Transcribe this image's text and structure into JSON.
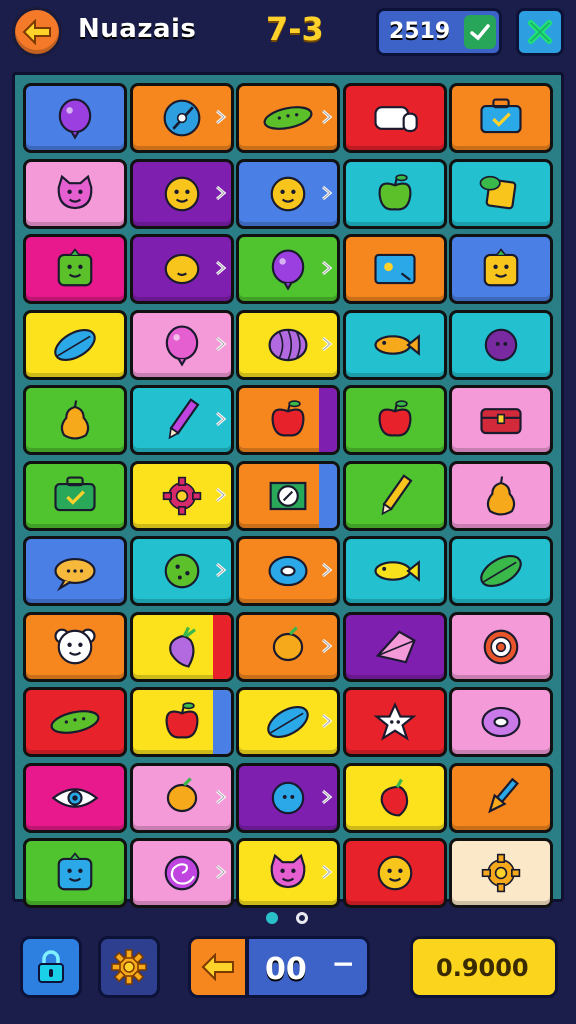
{
  "header": {
    "title": "Nuazais",
    "level": "7-3",
    "score": "2519"
  },
  "footer": {
    "counter": "00",
    "counter_suffix": "−",
    "coins": "0.9000"
  },
  "pager": {
    "pages": 2,
    "active": 0
  },
  "colors": {
    "blue": "#4a7fe6",
    "orange": "#f6871f",
    "green": "#4fc42f",
    "red": "#e8222b",
    "pink": "#f49ad8",
    "purple": "#7f1fb0",
    "cyan": "#23c0d0",
    "yellow": "#fbe21d",
    "magenta": "#e8198c",
    "cream": "#fbe8c8"
  },
  "board": {
    "rows": [
      [
        {
          "bg": "blue",
          "icon": "balloon-icon",
          "color": "#9b3fe0"
        },
        {
          "bg": "orange",
          "icon": "compass-icon",
          "color": "#2d9fe0",
          "arrow": true
        },
        {
          "bg": "orange",
          "icon": "cucumber-icon",
          "color": "#5cc02a",
          "arrow": true
        },
        {
          "bg": "red",
          "icon": "hand-icon",
          "color": "#ffffff"
        },
        {
          "bg": "orange",
          "icon": "suitcase-icon",
          "color": "#2aa8e8"
        }
      ],
      [
        {
          "bg": "pink",
          "icon": "cat-face-icon",
          "color": "#e55fd0"
        },
        {
          "bg": "purple",
          "icon": "smiley-icon",
          "color": "#f7c51c",
          "arrow": true
        },
        {
          "bg": "blue",
          "icon": "smiley-icon",
          "color": "#f7c51c",
          "arrow": true
        },
        {
          "bg": "cyan",
          "icon": "apple-icon",
          "color": "#5cc02a"
        },
        {
          "bg": "cyan",
          "icon": "note-icon",
          "color": "#f7c51c"
        }
      ],
      [
        {
          "bg": "magenta",
          "icon": "box-face-icon",
          "color": "#5cc02a"
        },
        {
          "bg": "purple",
          "icon": "lemon-icon",
          "color": "#f7c51c",
          "arrow": true
        },
        {
          "bg": "green",
          "icon": "balloon-icon",
          "color": "#9b3fe0",
          "arrow": true
        },
        {
          "bg": "orange",
          "icon": "picture-icon",
          "color": "#2aa8e8"
        },
        {
          "bg": "blue",
          "icon": "box-face-icon",
          "color": "#f7c51c"
        }
      ],
      [
        {
          "bg": "yellow",
          "icon": "leaf-icon",
          "color": "#2aa8e8"
        },
        {
          "bg": "pink",
          "icon": "balloon-icon",
          "color": "#e55fd0",
          "arrow": true
        },
        {
          "bg": "yellow",
          "icon": "shell-icon",
          "color": "#b36ae0",
          "arrow": true
        },
        {
          "bg": "cyan",
          "icon": "fish-icon",
          "color": "#f7a91c"
        },
        {
          "bg": "cyan",
          "icon": "plum-icon",
          "color": "#7a2aa0"
        }
      ],
      [
        {
          "bg": "green",
          "icon": "pear-icon",
          "color": "#f7a91c"
        },
        {
          "bg": "cyan",
          "icon": "pencil-icon",
          "color": "#c044e0",
          "arrow": true
        },
        {
          "bg": "orange",
          "icon": "apple-icon",
          "color": "#e8222b",
          "stripe": "purple"
        },
        {
          "bg": "green",
          "icon": "apple-icon",
          "color": "#e8222b"
        },
        {
          "bg": "pink",
          "icon": "chest-icon",
          "color": "#d22a3a"
        }
      ],
      [
        {
          "bg": "green",
          "icon": "suitcase-icon",
          "color": "#2aa85a"
        },
        {
          "bg": "yellow",
          "icon": "gear-icon",
          "color": "#d62a6a",
          "arrow": true
        },
        {
          "bg": "orange",
          "icon": "seal-icon",
          "color": "#2aa85a",
          "stripe": "blue"
        },
        {
          "bg": "green",
          "icon": "pencil-icon",
          "color": "#f7c51c"
        },
        {
          "bg": "pink",
          "icon": "pear-icon",
          "color": "#f7a91c"
        }
      ],
      [
        {
          "bg": "blue",
          "icon": "bubble-icon",
          "color": "#f7b93c"
        },
        {
          "bg": "cyan",
          "icon": "ball-icon",
          "color": "#5cc02a",
          "arrow": true
        },
        {
          "bg": "orange",
          "icon": "donut-icon",
          "color": "#2aa8e8",
          "arrow": true
        },
        {
          "bg": "cyan",
          "icon": "fish-icon",
          "color": "#f7e11c"
        },
        {
          "bg": "cyan",
          "icon": "leaf-icon",
          "color": "#3bb84a"
        }
      ],
      [
        {
          "bg": "orange",
          "icon": "bear-icon",
          "color": "#ffffff"
        },
        {
          "bg": "yellow",
          "icon": "radish-icon",
          "color": "#b36ae0",
          "stripe": "red"
        },
        {
          "bg": "orange",
          "icon": "carrot-icon",
          "color": "#f7a91c",
          "arrow": true
        },
        {
          "bg": "purple",
          "icon": "kite-icon",
          "color": "#f49ad8"
        },
        {
          "bg": "pink",
          "icon": "target-icon",
          "color": "#e8552b"
        }
      ],
      [
        {
          "bg": "red",
          "icon": "cucumber-icon",
          "color": "#5cc02a"
        },
        {
          "bg": "yellow",
          "icon": "apple-icon",
          "color": "#e8222b",
          "stripe": "blue"
        },
        {
          "bg": "yellow",
          "icon": "leaf-icon",
          "color": "#2aa8e8",
          "arrow": true
        },
        {
          "bg": "red",
          "icon": "star-icon",
          "color": "#ffffff"
        },
        {
          "bg": "pink",
          "icon": "donut-icon",
          "color": "#c97ae8"
        }
      ],
      [
        {
          "bg": "magenta",
          "icon": "eye-icon",
          "color": "#ffffff"
        },
        {
          "bg": "pink",
          "icon": "carrot-icon",
          "color": "#f7a91c",
          "arrow": true
        },
        {
          "bg": "purple",
          "icon": "plum-icon",
          "color": "#2aa8e8",
          "arrow": true
        },
        {
          "bg": "yellow",
          "icon": "pepper-icon",
          "color": "#e8222b"
        },
        {
          "bg": "orange",
          "icon": "brush-icon",
          "color": "#2aa8e8"
        }
      ],
      [
        {
          "bg": "green",
          "icon": "box-face-icon",
          "color": "#2aa8e8"
        },
        {
          "bg": "pink",
          "icon": "swirl-icon",
          "color": "#c044e0",
          "arrow": true
        },
        {
          "bg": "yellow",
          "icon": "cat-face-icon",
          "color": "#e55fd0",
          "arrow": true
        },
        {
          "bg": "red",
          "icon": "smiley-icon",
          "color": "#f7c51c"
        },
        {
          "bg": "cream",
          "icon": "gear-icon",
          "color": "#f7a91c"
        }
      ]
    ]
  }
}
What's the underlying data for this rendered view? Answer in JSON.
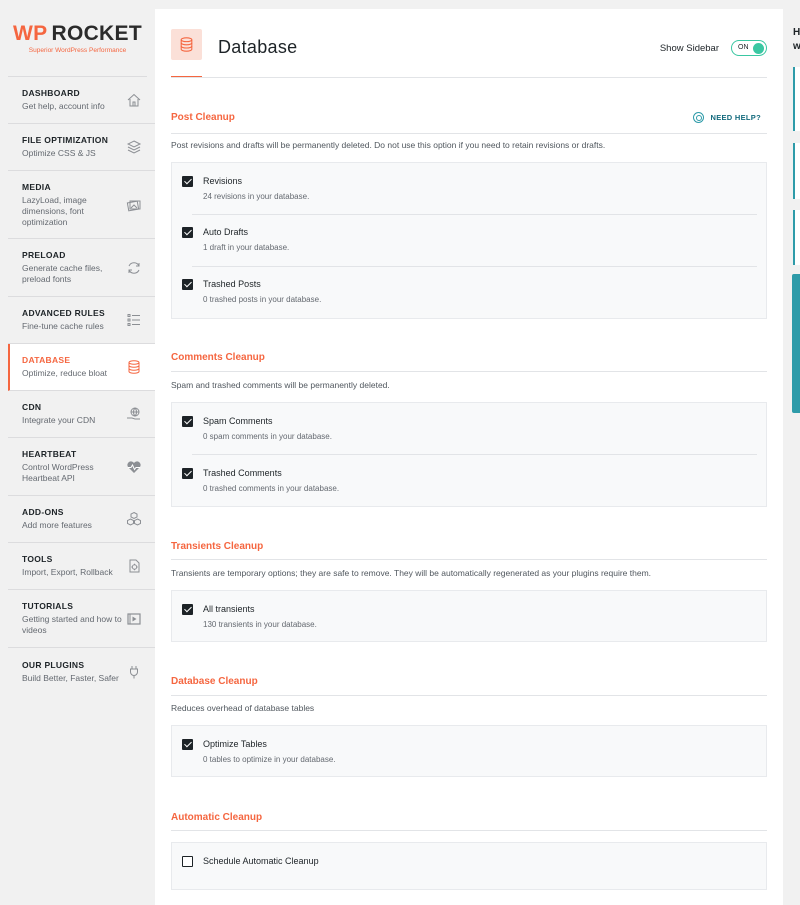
{
  "brand": {
    "wp": "WP",
    "name": "ROCKET",
    "tagline": "Superior WordPress Performance"
  },
  "sidebar": {
    "items": [
      {
        "title": "DASHBOARD",
        "desc": "Get help, account info",
        "icon": "home-icon"
      },
      {
        "title": "FILE OPTIMIZATION",
        "desc": "Optimize CSS & JS",
        "icon": "layers-icon"
      },
      {
        "title": "MEDIA",
        "desc": "LazyLoad, image dimensions, font optimization",
        "icon": "images-icon"
      },
      {
        "title": "PRELOAD",
        "desc": "Generate cache files, preload fonts",
        "icon": "refresh-icon"
      },
      {
        "title": "ADVANCED RULES",
        "desc": "Fine-tune cache rules",
        "icon": "list-icon"
      },
      {
        "title": "DATABASE",
        "desc": "Optimize, reduce bloat",
        "icon": "database-icon",
        "active": true
      },
      {
        "title": "CDN",
        "desc": "Integrate your CDN",
        "icon": "globe-hand-icon"
      },
      {
        "title": "HEARTBEAT",
        "desc": "Control WordPress Heartbeat API",
        "icon": "heartbeat-icon"
      },
      {
        "title": "ADD-ONS",
        "desc": "Add more features",
        "icon": "cubes-icon"
      },
      {
        "title": "TOOLS",
        "desc": "Import, Export, Rollback",
        "icon": "tools-icon"
      },
      {
        "title": "TUTORIALS",
        "desc": "Getting started and how to videos",
        "icon": "video-icon"
      },
      {
        "title": "OUR PLUGINS",
        "desc": "Build Better, Faster, Safer",
        "icon": "plug-icon"
      }
    ]
  },
  "header": {
    "title": "Database",
    "show_sidebar_label": "Show Sidebar",
    "toggle_label": "ON",
    "toggle_on": true
  },
  "help_label": "NEED HELP?",
  "sections": {
    "post": {
      "title": "Post Cleanup",
      "desc": "Post revisions and drafts will be permanently deleted. Do not use this option if you need to retain revisions or drafts.",
      "options": [
        {
          "label": "Revisions",
          "desc": "24 revisions in your database.",
          "checked": true
        },
        {
          "label": "Auto Drafts",
          "desc": "1 draft in your database.",
          "checked": true
        },
        {
          "label": "Trashed Posts",
          "desc": "0 trashed posts in your database.",
          "checked": true
        }
      ]
    },
    "comments": {
      "title": "Comments Cleanup",
      "desc": "Spam and trashed comments will be permanently deleted.",
      "options": [
        {
          "label": "Spam Comments",
          "desc": "0 spam comments in your database.",
          "checked": true
        },
        {
          "label": "Trashed Comments",
          "desc": "0 trashed comments in your database.",
          "checked": true
        }
      ]
    },
    "transients": {
      "title": "Transients Cleanup",
      "desc": "Transients are temporary options; they are safe to remove. They will be automatically regenerated as your plugins require them.",
      "options": [
        {
          "label": "All transients",
          "desc": "130 transients in your database.",
          "checked": true
        }
      ]
    },
    "database": {
      "title": "Database Cleanup",
      "desc": "Reduces overhead of database tables",
      "options": [
        {
          "label": "Optimize Tables",
          "desc": "0 tables to optimize in your database.",
          "checked": true
        }
      ]
    },
    "automatic": {
      "title": "Automatic Cleanup",
      "options": [
        {
          "label": "Schedule Automatic Cleanup",
          "checked": false
        }
      ]
    }
  },
  "rightbar": {
    "letter1": "H",
    "letter2": "w"
  },
  "colors": {
    "accent": "#f56640",
    "teal": "#2e9ba9",
    "toggle": "#3ac7a2"
  }
}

************

> **Requirement**
Say how many lines in this material hold "your", and say nothing else.

> **Task output**
9